▶ [Problem requirements]:
Take each line that has the word "this" and return it.

— START —

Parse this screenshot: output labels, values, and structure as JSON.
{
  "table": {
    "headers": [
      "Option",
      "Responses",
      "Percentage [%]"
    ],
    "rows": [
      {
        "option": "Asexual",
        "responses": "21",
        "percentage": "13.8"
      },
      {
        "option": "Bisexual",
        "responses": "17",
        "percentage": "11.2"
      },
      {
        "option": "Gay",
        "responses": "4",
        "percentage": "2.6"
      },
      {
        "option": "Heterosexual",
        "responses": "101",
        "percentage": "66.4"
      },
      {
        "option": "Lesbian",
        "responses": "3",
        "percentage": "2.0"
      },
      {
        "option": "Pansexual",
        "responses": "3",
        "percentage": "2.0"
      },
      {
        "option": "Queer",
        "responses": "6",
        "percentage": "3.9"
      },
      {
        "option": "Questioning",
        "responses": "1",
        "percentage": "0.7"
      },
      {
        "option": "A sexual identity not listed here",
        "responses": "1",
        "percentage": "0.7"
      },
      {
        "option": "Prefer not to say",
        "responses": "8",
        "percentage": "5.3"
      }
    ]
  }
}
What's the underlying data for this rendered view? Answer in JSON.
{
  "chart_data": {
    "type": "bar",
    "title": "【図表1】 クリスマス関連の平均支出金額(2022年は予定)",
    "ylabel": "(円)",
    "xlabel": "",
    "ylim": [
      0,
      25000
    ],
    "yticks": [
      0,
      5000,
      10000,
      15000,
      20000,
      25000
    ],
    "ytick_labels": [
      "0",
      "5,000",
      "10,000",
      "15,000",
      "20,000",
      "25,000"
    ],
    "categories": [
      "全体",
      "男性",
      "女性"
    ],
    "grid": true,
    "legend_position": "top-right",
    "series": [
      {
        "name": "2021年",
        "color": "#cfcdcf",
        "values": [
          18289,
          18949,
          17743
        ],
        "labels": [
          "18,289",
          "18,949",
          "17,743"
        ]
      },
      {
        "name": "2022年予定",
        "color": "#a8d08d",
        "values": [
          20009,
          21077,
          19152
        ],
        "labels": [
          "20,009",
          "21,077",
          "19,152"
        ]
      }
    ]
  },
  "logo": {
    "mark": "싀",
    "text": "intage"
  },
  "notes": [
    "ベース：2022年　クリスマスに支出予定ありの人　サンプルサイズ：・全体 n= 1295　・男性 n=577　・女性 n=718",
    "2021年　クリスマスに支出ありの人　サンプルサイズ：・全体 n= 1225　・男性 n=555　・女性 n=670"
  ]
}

— END —

▶ [Result]:
Parse this screenshot: output labels, values, and structure as JSON.
What's the underlying data for this rendered view? Answer in JSON.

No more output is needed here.